_WHAT IS NEEDED_. Write out the data below exactly as given, without any of its pictures.
-- START DATA TO USE --
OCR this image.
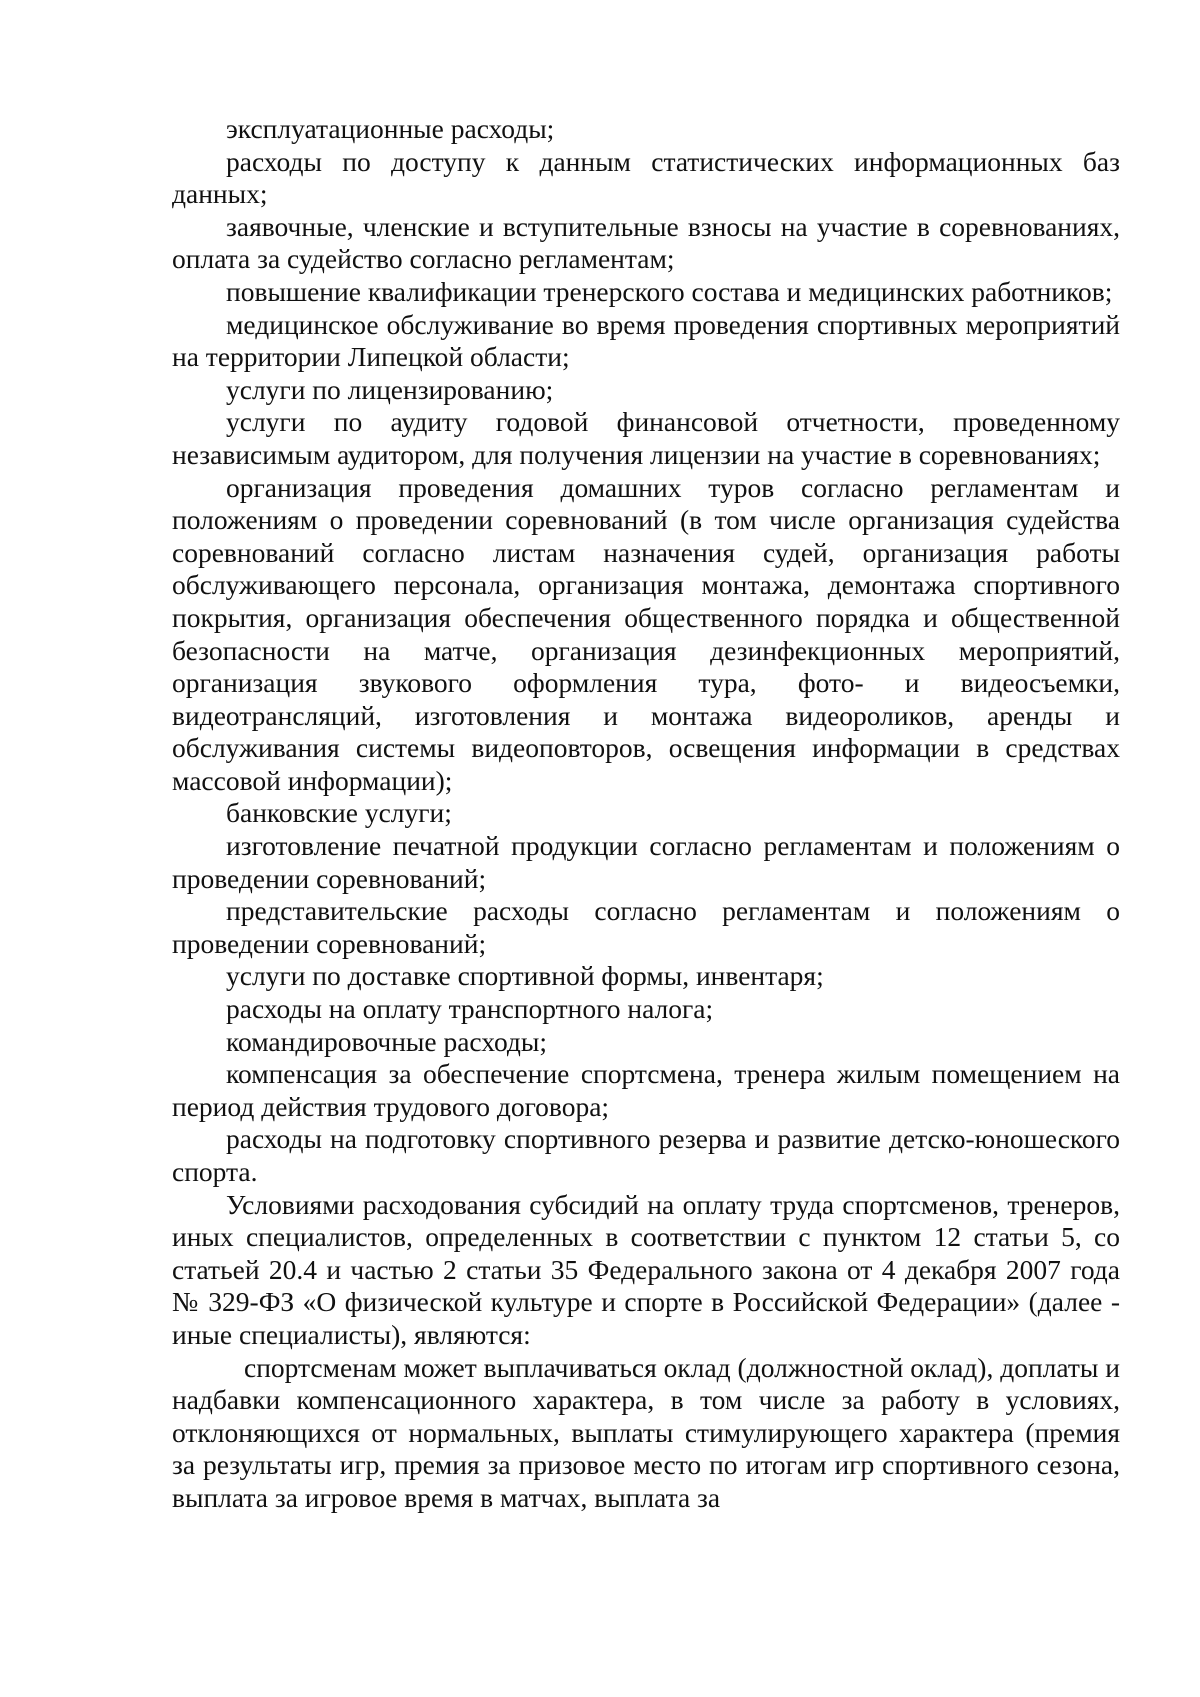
эксплуатационные расходы;

расходы по доступу к данным статистических информационных баз данных;

заявочные, членские и вступительные взносы на участие в соревнованиях, оплата за судейство согласно регламентам;

повышение квалификации тренерского состава и медицинских работников;

медицинское обслуживание во время проведения спортивных мероприятий на территории Липецкой области;

услуги по лицензированию;

услуги по аудиту годовой финансовой отчетности, проведенному независимым аудитором, для получения лицензии на участие в соревнованиях;

организация проведения домашних туров согласно регламентам и положениям о проведении соревнований (в том числе организация судейства соревнований согласно листам назначения судей, организация работы обслуживающего персонала, организация монтажа, демонтажа спортивного покрытия, организация обеспечения общественного порядка и общественной безопасности на матче, организация дезинфекционных мероприятий, организация звукового оформления тура, фото- и видеосъемки, видеотрансляций, изготовления и монтажа видеороликов, аренды и обслуживания системы видеоповторов, освещения информации в средствах массовой информации);

банковские услуги;

изготовление печатной продукции согласно регламентам и положениям о проведении соревнований;

представительские расходы согласно регламентам и положениям о проведении соревнований;

услуги по доставке спортивной формы, инвентаря;

расходы на оплату транспортного налога;

командировочные расходы;

компенсация за обеспечение спортсмена, тренера жилым помещением на период действия трудового договора;

расходы на подготовку спортивного резерва и развитие детско-юношеского спорта.

Условиями расходования субсидий на оплату труда спортсменов, тренеров, иных специалистов, определенных в соответствии с пунктом 12 статьи 5, со статьей 20.4 и частью 2 статьи 35 Федерального закона от 4 декабря 2007 года № 329-ФЗ «О физической культуре и спорте в Российской Федерации» (далее - иные специалисты), являются:

спортсменам может выплачиваться оклад (должностной оклад), доплаты и надбавки компенсационного характера, в том числе за работу в условиях, отклоняющихся от нормальных, выплаты стимулирующего характера (премия за результаты игр, премия за призовое место по итогам игр спортивного сезона, выплата за игровое время в матчах, выплата за
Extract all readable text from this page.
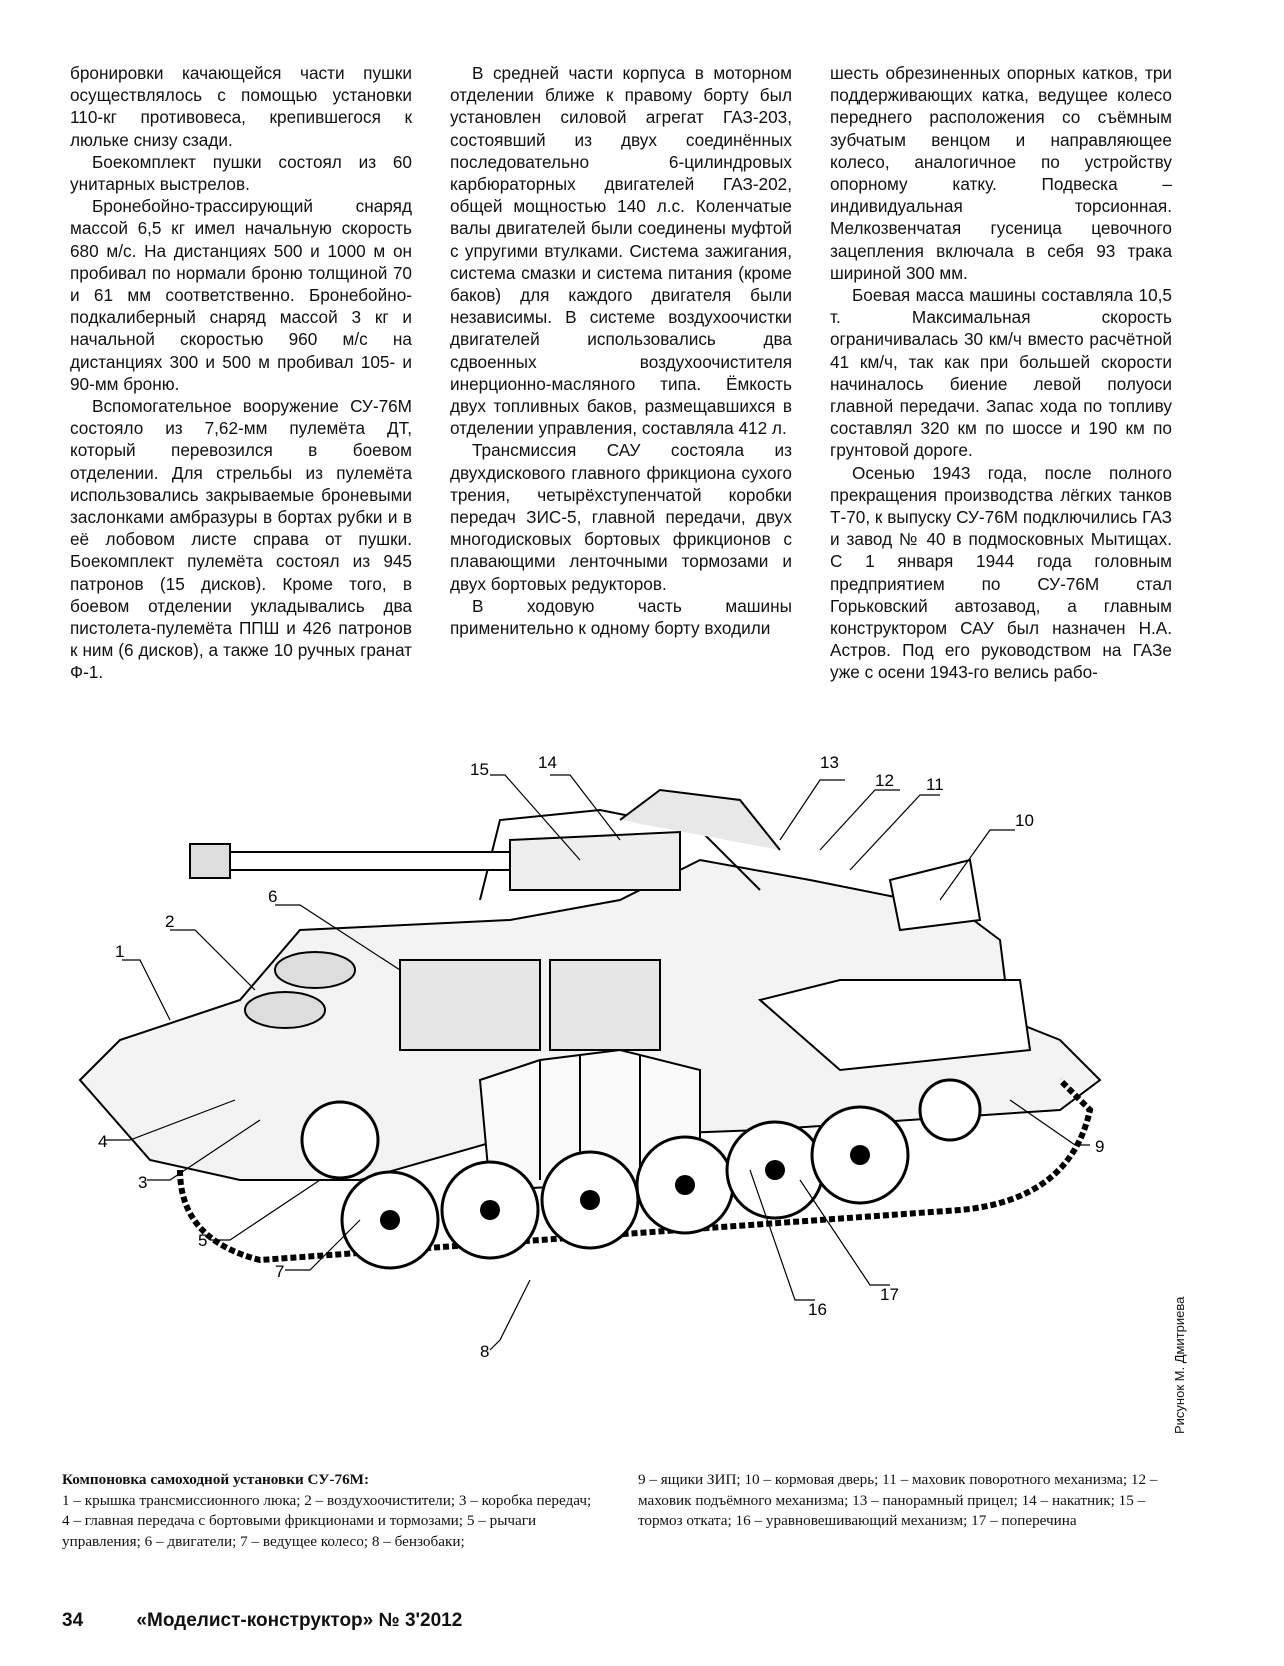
бронировки качающейся части пушки осуществлялось с помощью установки 110-кг противовеса, крепившегося к люльке снизу сзади.

Боекомплект пушки состоял из 60 унитарных выстрелов.

Бронебойно-трассирующий снаряд массой 6,5 кг имел начальную скорость 680 м/с. На дистанциях 500 и 1000 м он пробивал по нормали броню толщиной 70 и 61 мм соответственно. Бронебойно-подкалиберный снаряд массой 3 кг и начальной скоростью 960 м/с на дистанциях 300 и 500 м пробивал 105- и 90-мм броню.

Вспомогательное вооружение СУ-76М состояло из 7,62-мм пулемёта ДТ, который перевозился в боевом отделении. Для стрельбы из пулемёта использовались закрываемые броневыми заслонками амбразуры в бортах рубки и в её лобовом листе справа от пушки. Боекомплект пулемёта состоял из 945 патронов (15 дисков). Кроме того, в боевом отделении укладывались два пистолета-пулемёта ППШ и 426 патронов к ним (6 дисков), а также 10 ручных гранат Ф-1.

В средней части корпуса в моторном отделении ближе к правому борту был установлен силовой агрегат ГАЗ-203, состоявший из двух соединённых последовательно 6-цилиндровых карбюраторных двигателей ГАЗ-202, общей мощностью 140 л.с. Коленчатые валы двигателей были соединены муфтой с упругими втулками. Система зажигания, система смазки и система питания (кроме баков) для каждого двигателя были независимы. В системе воздухоочистки двигателей использовались два сдвоенных воздухоочистителя инерционно-масляного типа. Ёмкость двух топливных баков, размещавшихся в отделении управления, составляла 412 л.

Трансмиссия САУ состояла из двухдискового главного фрикциона сухого трения, четырёхступенчатой коробки передач ЗИС-5, главной передачи, двух многодисковых бортовых фрикционов с плавающими ленточными тормозами и двух бортовых редукторов.

В ходовую часть машины применительно к одному борту входили

шесть обрезиненных опорных катков, три поддерживающих катка, ведущее колесо переднего расположения со съёмным зубчатым венцом и направляющее колесо, аналогичное по устройству опорному катку. Подвеска – индивидуальная торсионная. Мелкозвенчатая гусеница цевочного зацепления включала в себя 93 трака шириной 300 мм.

Боевая масса машины составляла 10,5 т. Максимальная скорость ограничивалась 30 км/ч вместо расчётной 41 км/ч, так как при большей скорости начиналось биение левой полуоси главной передачи. Запас хода по топливу составлял 320 км по шоссе и 190 км по грунтовой дороге.

Осенью 1943 года, после полного прекращения производства лёгких танков Т-70, к выпуску СУ-76М подключились ГАЗ и завод № 40 в подмосковных Мытищах. С 1 января 1944 года головным предприятием по СУ-76М стал Горьковский автозавод, а главным конструктором САУ был назначен Н.А. Астров. Под его руководством на ГАЗе уже с осени 1943-го велись рабо-

1
2
3
4
5
6
7
8
9
10
11
12
13
14
15
16
17
Рисунок М. Дмитриева
Компоновка самоходной установки СУ-76М:
1 – крышка трансмиссионного люка; 2 – воздухоочистители; 3 – коробка передач; 4 – главная передача с бортовыми фрикционами и тормозами; 5 – рычаги управления; 6 – двигатели; 7 – ведущее колесо; 8 – бензобаки;
9 – ящики ЗИП; 10 – кормовая дверь; 11 – маховик поворотного механизма; 12 – маховик подъёмного механизма; 13 – панорамный прицел; 14 – накатник; 15 – тормоз отката; 16 – уравновешивающий механизм; 17 – поперечина
34	«Моделист-конструктор» № 3'2012
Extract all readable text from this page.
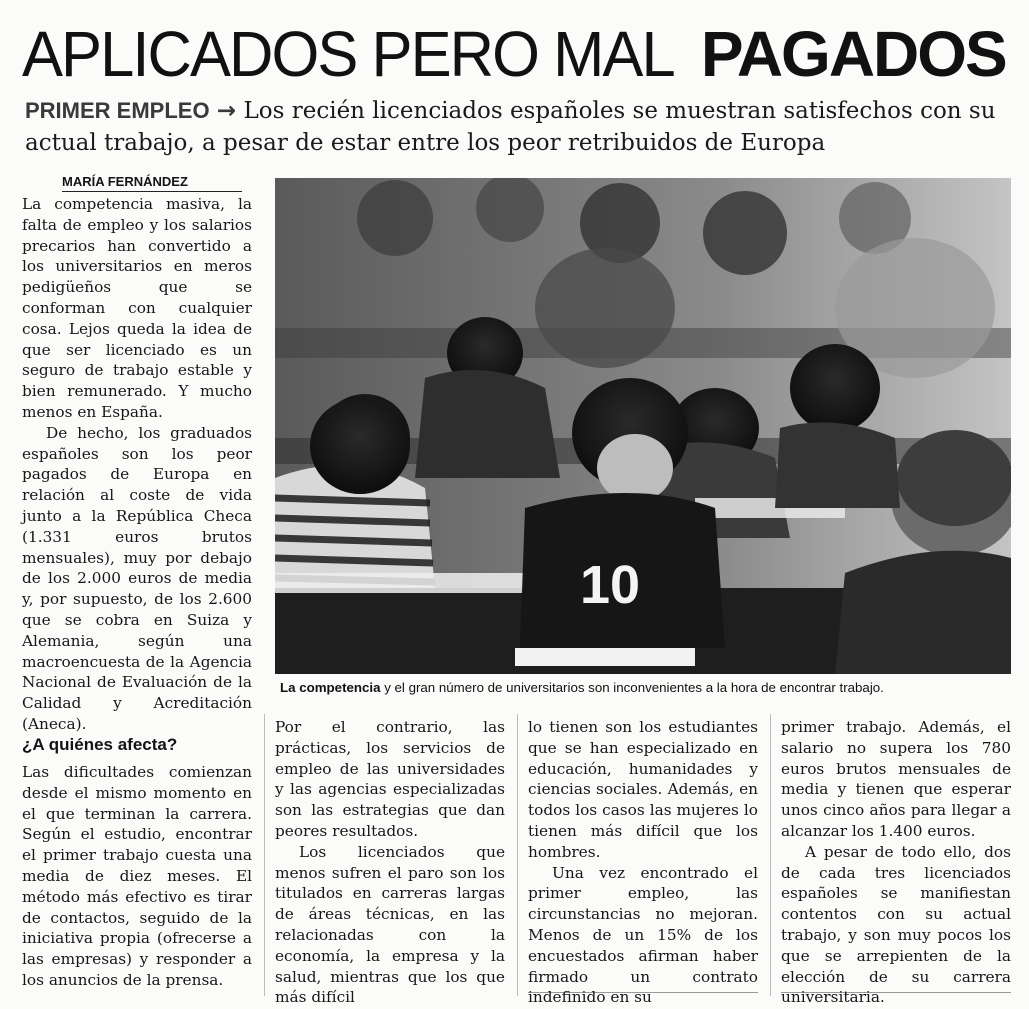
APLICADOS PERO MALPAGADOS
PRIMER EMPLEO → Los recién licenciados españoles se muestran satisfechos con su actual trabajo, a pesar de estar entre los peor retribuidos de Europa
MARÍA FERNÁNDEZ

La competencia masiva, la falta de empleo y los salarios precarios han convertido a los universitarios en meros pedigüeños que se conforman con cualquier cosa. Lejos queda la idea de que ser licenciado es un seguro de trabajo estable y bien remunerado. Y mucho menos en España.

De hecho, los graduados españoles son los peor pagados de Europa en relación al coste de vida junto a la República Checa (1.331 euros brutos mensuales), muy por debajo de los 2.000 euros de media y, por supuesto, de los 2.600 que se cobra en Suiza y Alemania, según una macroencuesta de la Agencia Nacional de Evaluación de la Calidad y Acreditación (Aneca).

¿A quiénes afecta?

Las dificultades comienzan desde el mismo momento en el que terminan la carrera. Según el estudio, encontrar el primer trabajo cuesta una media de diez meses. El método más efectivo es tirar de contactos, seguido de la iniciativa propia (ofrecerse a las empresas) y responder a los anuncios de la prensa.

10
La competencia y el gran número de universitarios son inconvenientes a la hora de encontrar trabajo.

Por el contrario, las prácticas, los servicios de empleo de las universidades y las agencias especializadas son las estrategias que dan peores resultados.

Los licenciados que menos sufren el paro son los titulados en carreras largas de áreas técnicas, en las relacionadas con la economía, la empresa y la salud, mientras que los que más difícil

lo tienen son los estudiantes que se han especializado en educación, humanidades y ciencias sociales. Además, en todos los casos las mujeres lo tienen más difícil que los hombres.

Una vez encontrado el primer empleo, las circunstancias no mejoran. Menos de un 15% de los encuestados afirman haber firmado un contrato indefinido en su

primer trabajo. Además, el salario no supera los 780 euros brutos mensuales de media y tienen que esperar unos cinco años para llegar a alcanzar los 1.400 euros.

A pesar de todo ello, dos de cada tres licenciados españoles se manifiestan contentos con su actual trabajo, y son muy pocos los que se arrepienten de la elección de su carrera universitaria.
-- END DATA TO USE --
_EXERCISE RESPONSE_.
OCR this image.
эксплуатационные расходы;

расходы по доступу к данным статистических информационных баз данных;

заявочные, членские и вступительные взносы на участие в соревнованиях, оплата за судейство согласно регламентам;

повышение квалификации тренерского состава и медицинских работников;

медицинское обслуживание во время проведения спортивных мероприятий на территории Липецкой области;

услуги по лицензированию;

услуги по аудиту годовой финансовой отчетности, проведенному независимым аудитором, для получения лицензии на участие в соревнованиях;

организация проведения домашних туров согласно регламентам и положениям о проведении соревнований (в том числе организация судейства соревнований согласно листам назначения судей, организация работы обслуживающего персонала, организация монтажа, демонтажа спортивного покрытия, организация обеспечения общественного порядка и общественной безопасности на матче, организация дезинфекционных мероприятий, организация звукового оформления тура, фото- и видеосъемки, видеотрансляций, изготовления и монтажа видеороликов, аренды и обслуживания системы видеоповторов, освещения информации в средствах массовой информации);

банковские услуги;

изготовление печатной продукции согласно регламентам и положениям о проведении соревнований;

представительские расходы согласно регламентам и положениям о проведении соревнований;

услуги по доставке спортивной формы, инвентаря;

расходы на оплату транспортного налога;

командировочные расходы;

компенсация за обеспечение спортсмена, тренера жилым помещением на период действия трудового договора;

расходы на подготовку спортивного резерва и развитие детско-юношеского спорта.

Условиями расходования субсидий на оплату труда спортсменов, тренеров, иных специалистов, определенных в соответствии с пунктом 12 статьи 5, со статьей 20.4 и частью 2 статьи 35 Федерального закона от 4 декабря 2007 года № 329-ФЗ «О физической культуре и спорте в Российской Федерации» (далее - иные специалисты), являются:

спортсменам может выплачиваться оклад (должностной оклад), доплаты и надбавки компенсационного характера, в том числе за работу в условиях, отклоняющихся от нормальных, выплаты стимулирующего характера (премия за результаты игр, премия за призовое место по итогам игр спортивного сезона, выплата за игровое время в матчах, выплата за
Extract all readable text from this page.
бронировки качающейся части пушки осуществлялось с помощью установки 110-кг противовеса, крепившегося к люльке снизу сзади.

Боекомплект пушки состоял из 60 унитарных выстрелов.

Бронебойно-трассирующий снаряд массой 6,5 кг имел начальную скорость 680 м/с. На дистанциях 500 и 1000 м он пробивал по нормали броню толщиной 70 и 61 мм соответственно. Бронебойно-подкалиберный снаряд массой 3 кг и начальной скоростью 960 м/с на дистанциях 300 и 500 м пробивал 105- и 90-мм броню.

Вспомогательное вооружение СУ-76М состояло из 7,62-мм пулемёта ДТ, который перевозился в боевом отделении. Для стрельбы из пулемёта использовались закрываемые броневыми заслонками амбразуры в бортах рубки и в её лобовом листе справа от пушки. Боекомплект пулемёта состоял из 945 патронов (15 дисков). Кроме того, в боевом отделении укладывались два пистолета-пулемёта ППШ и 426 патронов к ним (6 дисков), а также 10 ручных гранат Ф-1.

В средней части корпуса в моторном отделении ближе к правому борту был установлен силовой агрегат ГАЗ-203, состоявший из двух соединённых последовательно 6-цилиндровых карбюраторных двигателей ГАЗ-202, общей мощностью 140 л.с. Коленчатые валы двигателей были соединены муфтой с упругими втулками. Система зажигания, система смазки и система питания (кроме баков) для каждого двигателя были независимы. В системе воздухоочистки двигателей использовались два сдвоенных воздухоочистителя инерционно-масляного типа. Ёмкость двух топливных баков, размещавшихся в отделении управления, составляла 412 л.

Трансмиссия САУ состояла из двухдискового главного фрикциона сухого трения, четырёхступенчатой коробки передач ЗИС-5, главной передачи, двух многодисковых бортовых фрикционов с плавающими ленточными тормозами и двух бортовых редукторов.

В ходовую часть машины применительно к одному борту входили

шесть обрезиненных опорных катков, три поддерживающих катка, ведущее колесо переднего расположения со съёмным зубчатым венцом и направляющее колесо, аналогичное по устройству опорному катку. Подвеска – индивидуальная торсионная. Мелкозвенчатая гусеница цевочного зацепления включала в себя 93 трака шириной 300 мм.

Боевая масса машины составляла 10,5 т. Максимальная скорость ограничивалась 30 км/ч вместо расчётной 41 км/ч, так как при большей скорости начиналось биение левой полуоси главной передачи. Запас хода по топливу составлял 320 км по шоссе и 190 км по грунтовой дороге.

Осенью 1943 года, после полного прекращения производства лёгких танков Т-70, к выпуску СУ-76М подключились ГАЗ и завод № 40 в подмосковных Мытищах. С 1 января 1944 года головным предприятием по СУ-76М стал Горьковский автозавод, а главным конструктором САУ был назначен Н.А. Астров. Под его руководством на ГАЗе уже с осени 1943-го велись рабо-

1
2
3
4
5
6
7
8
9
10
11
12
13
14
15
16
17
Рисунок М. Дмитриева
Компоновка самоходной установки СУ-76М:
1 – крышка трансмиссионного люка; 2 – воздухоочистители; 3 – коробка передач; 4 – главная передача с бортовыми фрикционами и тормозами; 5 – рычаги управления; 6 – двигатели; 7 – ведущее колесо; 8 – бензобаки;
9 – ящики ЗИП; 10 – кормовая дверь; 11 – маховик поворотного механизма; 12 – маховик подъёмного механизма; 13 – панорамный прицел; 14 – накатник; 15 – тормоз отката; 16 – уравновешивающий механизм; 17 – поперечина
34	«Моделист-конструктор» № 3'2012
Extract all readable text from this page.
APLICADOS PERO MALPAGADOS
PRIMER EMPLEO → Los recién licenciados españoles se muestran satisfechos con su actual trabajo, a pesar de estar entre los peor retribuidos de Europa
MARÍA FERNÁNDEZ

La competencia masiva, la falta de empleo y los salarios precarios han convertido a los universitarios en meros pedigüeños que se conforman con cualquier cosa. Lejos queda la idea de que ser licenciado es un seguro de trabajo estable y bien remunerado. Y mucho menos en España.

De hecho, los graduados españoles son los peor pagados de Europa en relación al coste de vida junto a la República Checa (1.331 euros brutos mensuales), muy por debajo de los 2.000 euros de media y, por supuesto, de los 2.600 que se cobra en Suiza y Alemania, según una macroencuesta de la Agencia Nacional de Evaluación de la Calidad y Acreditación (Aneca).

¿A quiénes afecta?

Las dificultades comienzan desde el mismo momento en el que terminan la carrera. Según el estudio, encontrar el primer trabajo cuesta una media de diez meses. El método más efectivo es tirar de contactos, seguido de la iniciativa propia (ofrecerse a las empresas) y responder a los anuncios de la prensa.

10
La competencia y el gran número de universitarios son inconvenientes a la hora de encontrar trabajo.

Por el contrario, las prácticas, los servicios de empleo de las universidades y las agencias especializadas son las estrategias que dan peores resultados.

Los licenciados que menos sufren el paro son los titulados en carreras largas de áreas técnicas, en las relacionadas con la economía, la empresa y la salud, mientras que los que más difícil

lo tienen son los estudiantes que se han especializado en educación, humanidades y ciencias sociales. Además, en todos los casos las mujeres lo tienen más difícil que los hombres.

Una vez encontrado el primer empleo, las circunstancias no mejoran. Menos de un 15% de los encuestados afirman haber firmado un contrato indefinido en su

primer trabajo. Además, el salario no supera los 780 euros brutos mensuales de media y tienen que esperar unos cinco años para llegar a alcanzar los 1.400 euros.

A pesar de todo ello, dos de cada tres licenciados españoles se manifiestan contentos con su actual trabajo, y son muy pocos los que se arrepienten de la elección de su carrera universitaria.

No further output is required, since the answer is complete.